Begin

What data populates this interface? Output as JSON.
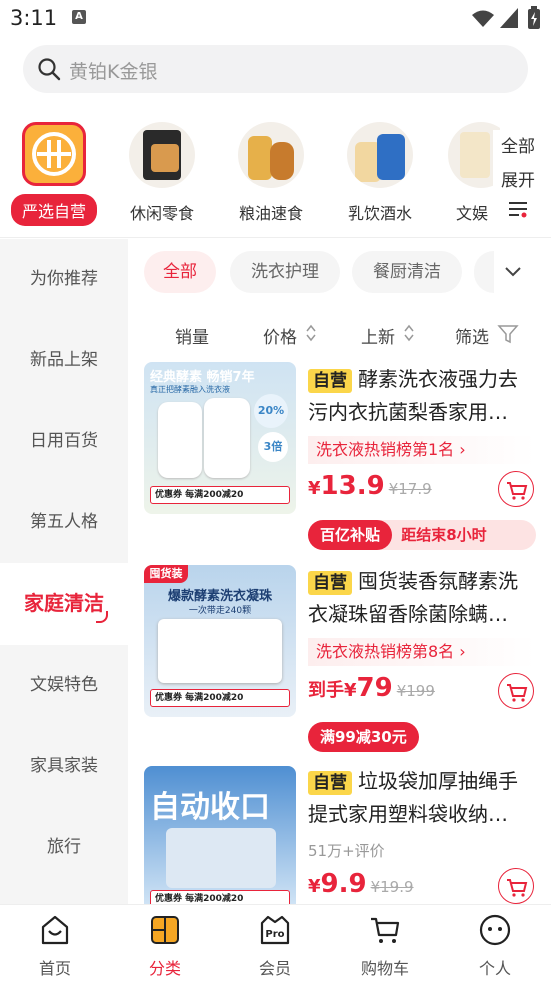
{
  "status": {
    "time": "3:11"
  },
  "search": {
    "placeholder": "黄铂K金银"
  },
  "categories": [
    {
      "label": "严选自营"
    },
    {
      "label": "休闲零食"
    },
    {
      "label": "粮油速食"
    },
    {
      "label": "乳饮酒水"
    },
    {
      "label": "文娱"
    }
  ],
  "all_expand": {
    "line1": "全部",
    "line2": "展开"
  },
  "sidebar": {
    "items": [
      {
        "label": "为你推荐"
      },
      {
        "label": "新品上架"
      },
      {
        "label": "日用百货"
      },
      {
        "label": "第五人格"
      },
      {
        "label": "家庭清洁"
      },
      {
        "label": "文娱特色"
      },
      {
        "label": "家具家装"
      },
      {
        "label": "旅行"
      }
    ]
  },
  "filters": {
    "chips": [
      {
        "label": "全部"
      },
      {
        "label": "洗衣护理"
      },
      {
        "label": "餐厨清洁"
      }
    ],
    "sort": {
      "sales": "销量",
      "price": "价格",
      "new": "上新",
      "filter": "筛选"
    }
  },
  "products": [
    {
      "tag": "自营",
      "title": "酵素洗衣液强力去污内衣抗菌梨香家用…",
      "rank": "洗衣液热销榜第1名",
      "price_prefix": "¥",
      "price": "13.9",
      "old_price": "¥17.9",
      "badge_main": "百亿补贴",
      "badge_extra": "距结束8小时",
      "img": {
        "line1": "经典酵素 畅销7年",
        "line2": "真正把酵素融入洗衣液",
        "pct": "20%",
        "times": "3倍",
        "coupon": "优惠券 每满200减20"
      }
    },
    {
      "tag": "自营",
      "title": "囤货装香氛酵素洗衣凝珠留香除菌除螨…",
      "rank": "洗衣液热销榜第8名",
      "price_prefix": "到手¥",
      "price": "79",
      "old_price": "¥199",
      "badge_main": "满99减30元",
      "img": {
        "line1": "囤货装",
        "line2": "爆款酵素洗衣凝珠",
        "line3": "一次带走240颗",
        "coupon": "优惠券 每满200减20"
      }
    },
    {
      "tag": "自营",
      "title": "垃圾袋加厚抽绳手提式家用塑料袋收纳…",
      "reviews": "51万+评价",
      "price_prefix": "¥",
      "price": "9.9",
      "old_price": "¥19.9",
      "img": {
        "line1": "自动收口",
        "coupon": "优惠券 每满200减20"
      }
    }
  ],
  "nav": [
    {
      "label": "首页"
    },
    {
      "label": "分类"
    },
    {
      "label": "会员"
    },
    {
      "label": "购物车"
    },
    {
      "label": "个人"
    }
  ],
  "colors": {
    "accent": "#e8243b",
    "tag_yellow": "#fbd64a"
  }
}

End

*WHAT YOU NEED TO DO:* Restate every record exactly, please; do not copy the pictures.

*EXERCISE ANSWER:*
What data populates this interface? Output as JSON.
{
  "status": {
    "time": "3:11"
  },
  "search": {
    "placeholder": "黄铂K金银"
  },
  "categories": [
    {
      "label": "严选自营"
    },
    {
      "label": "休闲零食"
    },
    {
      "label": "粮油速食"
    },
    {
      "label": "乳饮酒水"
    },
    {
      "label": "文娱"
    }
  ],
  "all_expand": {
    "line1": "全部",
    "line2": "展开"
  },
  "sidebar": {
    "items": [
      {
        "label": "为你推荐"
      },
      {
        "label": "新品上架"
      },
      {
        "label": "日用百货"
      },
      {
        "label": "第五人格"
      },
      {
        "label": "家庭清洁"
      },
      {
        "label": "文娱特色"
      },
      {
        "label": "家具家装"
      },
      {
        "label": "旅行"
      }
    ]
  },
  "filters": {
    "chips": [
      {
        "label": "全部"
      },
      {
        "label": "洗衣护理"
      },
      {
        "label": "餐厨清洁"
      }
    ],
    "sort": {
      "sales": "销量",
      "price": "价格",
      "new": "上新",
      "filter": "筛选"
    }
  },
  "products": [
    {
      "tag": "自营",
      "title": "酵素洗衣液强力去污内衣抗菌梨香家用…",
      "rank": "洗衣液热销榜第1名",
      "price_prefix": "¥",
      "price": "13.9",
      "old_price": "¥17.9",
      "badge_main": "百亿补贴",
      "badge_extra": "距结束8小时",
      "img": {
        "line1": "经典酵素 畅销7年",
        "line2": "真正把酵素融入洗衣液",
        "pct": "20%",
        "times": "3倍",
        "coupon": "优惠券 每满200减20"
      }
    },
    {
      "tag": "自营",
      "title": "囤货装香氛酵素洗衣凝珠留香除菌除螨…",
      "rank": "洗衣液热销榜第8名",
      "price_prefix": "到手¥",
      "price": "79",
      "old_price": "¥199",
      "badge_main": "满99减30元",
      "img": {
        "line1": "囤货装",
        "line2": "爆款酵素洗衣凝珠",
        "line3": "一次带走240颗",
        "coupon": "优惠券 每满200减20"
      }
    },
    {
      "tag": "自营",
      "title": "垃圾袋加厚抽绳手提式家用塑料袋收纳…",
      "reviews": "51万+评价",
      "price_prefix": "¥",
      "price": "9.9",
      "old_price": "¥19.9",
      "img": {
        "line1": "自动收口",
        "coupon": "优惠券 每满200减20"
      }
    }
  ],
  "nav": [
    {
      "label": "首页"
    },
    {
      "label": "分类"
    },
    {
      "label": "会员"
    },
    {
      "label": "购物车"
    },
    {
      "label": "个人"
    }
  ],
  "colors": {
    "accent": "#e8243b",
    "tag_yellow": "#fbd64a"
  }
}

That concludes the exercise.